Problem details: Show each line from the listing that includes the word "color".

Entries:
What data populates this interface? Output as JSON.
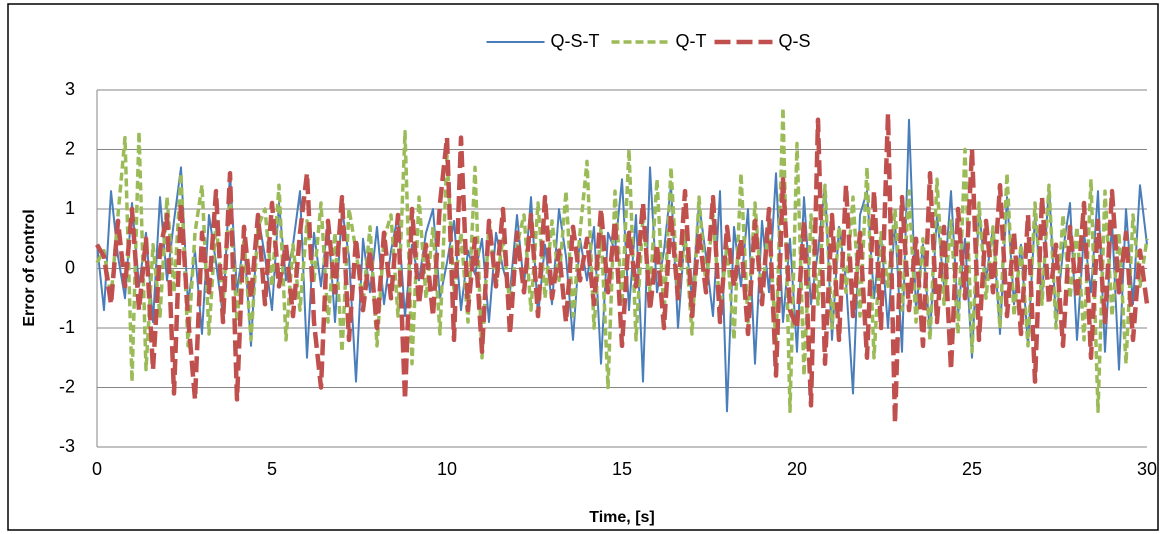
{
  "chart_data": {
    "type": "line",
    "xlabel": "Time, [s]",
    "ylabel": "Error of control",
    "legend": "top",
    "grid": true,
    "xlim": [
      0,
      30
    ],
    "xticks": [
      0,
      5,
      10,
      15,
      20,
      25,
      30
    ],
    "ylim": [
      -3,
      3
    ],
    "yticks": [
      -3,
      -2,
      -1,
      0,
      1,
      2,
      3
    ],
    "x": [
      0,
      0.2,
      0.4,
      0.6,
      0.8,
      1,
      1.2,
      1.4,
      1.6,
      1.8,
      2,
      2.2,
      2.4,
      2.6,
      2.8,
      3,
      3.2,
      3.4,
      3.6,
      3.8,
      4,
      4.2,
      4.4,
      4.6,
      4.8,
      5,
      5.2,
      5.4,
      5.6,
      5.8,
      6,
      6.2,
      6.4,
      6.6,
      6.8,
      7,
      7.2,
      7.4,
      7.6,
      7.8,
      8,
      8.2,
      8.4,
      8.6,
      8.8,
      9,
      9.2,
      9.4,
      9.6,
      9.8,
      10,
      10.2,
      10.4,
      10.6,
      10.8,
      11,
      11.2,
      11.4,
      11.6,
      11.8,
      12,
      12.2,
      12.4,
      12.6,
      12.8,
      13,
      13.2,
      13.4,
      13.6,
      13.8,
      14,
      14.2,
      14.4,
      14.6,
      14.8,
      15,
      15.2,
      15.4,
      15.6,
      15.8,
      16,
      16.2,
      16.4,
      16.6,
      16.8,
      17,
      17.2,
      17.4,
      17.6,
      17.8,
      18,
      18.2,
      18.4,
      18.6,
      18.8,
      19,
      19.2,
      19.4,
      19.6,
      19.8,
      20,
      20.2,
      20.4,
      20.6,
      20.8,
      21,
      21.2,
      21.4,
      21.6,
      21.8,
      22,
      22.2,
      22.4,
      22.6,
      22.8,
      23,
      23.2,
      23.4,
      23.6,
      23.8,
      24,
      24.2,
      24.4,
      24.6,
      24.8,
      25,
      25.2,
      25.4,
      25.6,
      25.8,
      26,
      26.2,
      26.4,
      26.6,
      26.8,
      27,
      27.2,
      27.4,
      27.6,
      27.8,
      28,
      28.2,
      28.4,
      28.6,
      28.8,
      29,
      29.2,
      29.4,
      29.6,
      29.8,
      30
    ],
    "series": [
      {
        "name": "Q-S-T",
        "color": "#4a7ebb",
        "style": "solid",
        "values": [
          0.4,
          -0.7,
          1.3,
          0.2,
          -0.5,
          1.1,
          -0.3,
          0.6,
          -0.9,
          1.2,
          -0.2,
          0.8,
          1.7,
          -0.6,
          0.3,
          -1.1,
          0.9,
          0.1,
          -0.8,
          1.6,
          -0.4,
          0.5,
          -1.3,
          0.9,
          0.2,
          -0.7,
          1.1,
          -0.2,
          0.4,
          1.3,
          -1.5,
          0.6,
          -0.3,
          0.8,
          -0.9,
          1.0,
          0.2,
          -1.9,
          0.5,
          -0.4,
          0.7,
          -0.6,
          0.3,
          0.9,
          -0.8,
          0.4,
          -0.2,
          0.6,
          1.0,
          -0.5,
          0.1,
          0.8,
          -0.7,
          0.3,
          -0.1,
          0.5,
          -0.9,
          0.6,
          0.0,
          -0.4,
          0.9,
          -0.3,
          1.2,
          -0.8,
          0.4,
          -0.6,
          1.0,
          0.2,
          -1.2,
          0.5,
          -0.2,
          0.7,
          -1.6,
          0.6,
          0.3,
          1.5,
          -0.7,
          0.9,
          -1.9,
          1.7,
          -0.4,
          0.3,
          1.4,
          -1.0,
          0.6,
          -0.5,
          1.1,
          0.2,
          -0.8,
          1.3,
          -2.4,
          0.7,
          -0.3,
          1.0,
          -1.6,
          0.8,
          -0.4,
          1.6,
          -0.9,
          0.5,
          -1.4,
          1.2,
          -0.6,
          0.3,
          1.4,
          -1.2,
          0.7,
          -0.2,
          -2.1,
          0.9,
          1.3,
          -0.5,
          0.6,
          -1.0,
          0.8,
          -1.4,
          2.5,
          -0.7,
          0.4,
          -1.1,
          0.9,
          -0.3,
          1.3,
          -0.8,
          0.5,
          -1.5,
          1.0,
          -0.2,
          0.7,
          -1.1,
          1.2,
          -0.6,
          0.4,
          -1.3,
          0.9,
          -0.5,
          1.4,
          -0.9,
          0.3,
          1.1,
          -1.2,
          0.6,
          -0.4,
          1.3,
          -1.4,
          0.8,
          -1.7,
          1.0,
          -0.6,
          1.4,
          0.4
        ]
      },
      {
        "name": "Q-T",
        "color": "#9bbb59",
        "style": "dash",
        "values": [
          0.1,
          0.3,
          -0.5,
          0.9,
          2.2,
          -1.9,
          2.3,
          -1.7,
          0.4,
          -0.8,
          1.2,
          -0.4,
          1.6,
          -1.3,
          0.6,
          1.4,
          -1.1,
          0.8,
          -0.6,
          1.3,
          -0.9,
          0.5,
          -1.2,
          0.7,
          1.0,
          -0.3,
          1.4,
          -1.2,
          0.4,
          -0.7,
          0.8,
          -0.2,
          1.1,
          -0.9,
          0.6,
          -1.4,
          1.0,
          0.3,
          -0.6,
          0.7,
          -1.3,
          0.5,
          0.9,
          -0.8,
          2.3,
          -1.6,
          1.2,
          -0.5,
          0.7,
          -1.1,
          1.9,
          -0.4,
          0.6,
          -0.9,
          1.7,
          -1.5,
          0.8,
          -0.3,
          0.5,
          -0.6,
          0.4,
          0.9,
          -0.7,
          1.1,
          -0.5,
          0.8,
          -0.2,
          1.3,
          -0.8,
          0.6,
          1.8,
          -1.0,
          0.7,
          -2.0,
          1.3,
          -0.6,
          2.0,
          -1.2,
          0.9,
          -0.4,
          1.5,
          -0.8,
          1.7,
          -0.5,
          0.6,
          -1.1,
          1.2,
          -0.3,
          0.9,
          -0.7,
          0.4,
          -1.2,
          1.6,
          -0.9,
          1.1,
          -0.5,
          0.8,
          -1.3,
          2.7,
          -2.4,
          2.1,
          -1.8,
          0.9,
          -0.6,
          1.4,
          -1.0,
          0.7,
          -0.4,
          1.2,
          -0.8,
          1.7,
          -1.5,
          0.6,
          -0.3,
          1.0,
          -0.7,
          1.3,
          -0.9,
          0.5,
          -1.2,
          1.5,
          -0.6,
          0.8,
          -1.1,
          2.0,
          -1.4,
          1.1,
          -0.5,
          0.7,
          -1.0,
          1.6,
          -0.8,
          0.4,
          -1.3,
          1.1,
          -0.6,
          1.4,
          -1.0,
          0.9,
          -0.5,
          0.7,
          -1.2,
          1.5,
          -2.4,
          1.3,
          -0.8,
          0.6,
          -1.6,
          0.9,
          -0.3,
          0.5
        ]
      },
      {
        "name": "Q-S",
        "color": "#c0504d",
        "style": "longdash",
        "values": [
          0.4,
          0.2,
          -0.6,
          0.8,
          -0.3,
          1.0,
          -0.7,
          0.5,
          -1.7,
          0.3,
          0.9,
          -2.1,
          1.1,
          -0.8,
          -2.2,
          0.6,
          -0.4,
          1.3,
          -0.9,
          1.6,
          -2.2,
          0.7,
          -0.5,
          0.9,
          -0.6,
          1.1,
          -0.3,
          0.4,
          -0.8,
          0.6,
          1.6,
          -0.9,
          -2.0,
          0.8,
          -0.4,
          1.2,
          -1.2,
          0.5,
          -0.7,
          0.3,
          -1.0,
          0.6,
          -0.5,
          0.9,
          -2.2,
          1.0,
          -0.6,
          0.4,
          -0.8,
          1.1,
          2.2,
          -1.2,
          2.2,
          -0.7,
          0.5,
          -1.4,
          0.8,
          -0.3,
          1.0,
          -1.1,
          0.6,
          -0.4,
          0.9,
          -0.8,
          1.2,
          -0.5,
          0.3,
          -0.9,
          0.7,
          -0.2,
          0.5,
          -0.6,
          1.0,
          -0.4,
          0.8,
          -1.3,
          0.6,
          -0.3,
          1.1,
          -0.7,
          0.4,
          -1.0,
          0.9,
          -0.5,
          1.3,
          -0.8,
          0.6,
          -0.4,
          1.2,
          -0.9,
          0.7,
          -0.3,
          0.5,
          -1.1,
          0.8,
          -0.6,
          1.0,
          -1.8,
          1.5,
          -0.7,
          -1.0,
          0.8,
          -2.3,
          2.5,
          -1.6,
          0.9,
          -1.2,
          1.4,
          -0.8,
          0.6,
          -1.5,
          1.3,
          -1.0,
          2.6,
          -2.6,
          1.2,
          -0.7,
          0.5,
          -1.3,
          1.6,
          -0.9,
          0.7,
          -1.7,
          1.0,
          -0.5,
          2.0,
          -1.2,
          0.8,
          -0.4,
          1.4,
          -0.8,
          0.6,
          -1.1,
          0.9,
          -1.9,
          1.2,
          -0.6,
          0.4,
          -1.3,
          0.7,
          -0.5,
          1.1,
          -1.5,
          0.8,
          -0.9,
          1.3,
          -0.4,
          0.6,
          -1.2,
          0.3,
          -0.6
        ]
      }
    ]
  }
}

Exercise solution:
        "color": "#4a7ebb",
        "color": "#9bbb59",
        "color": "#c0504d",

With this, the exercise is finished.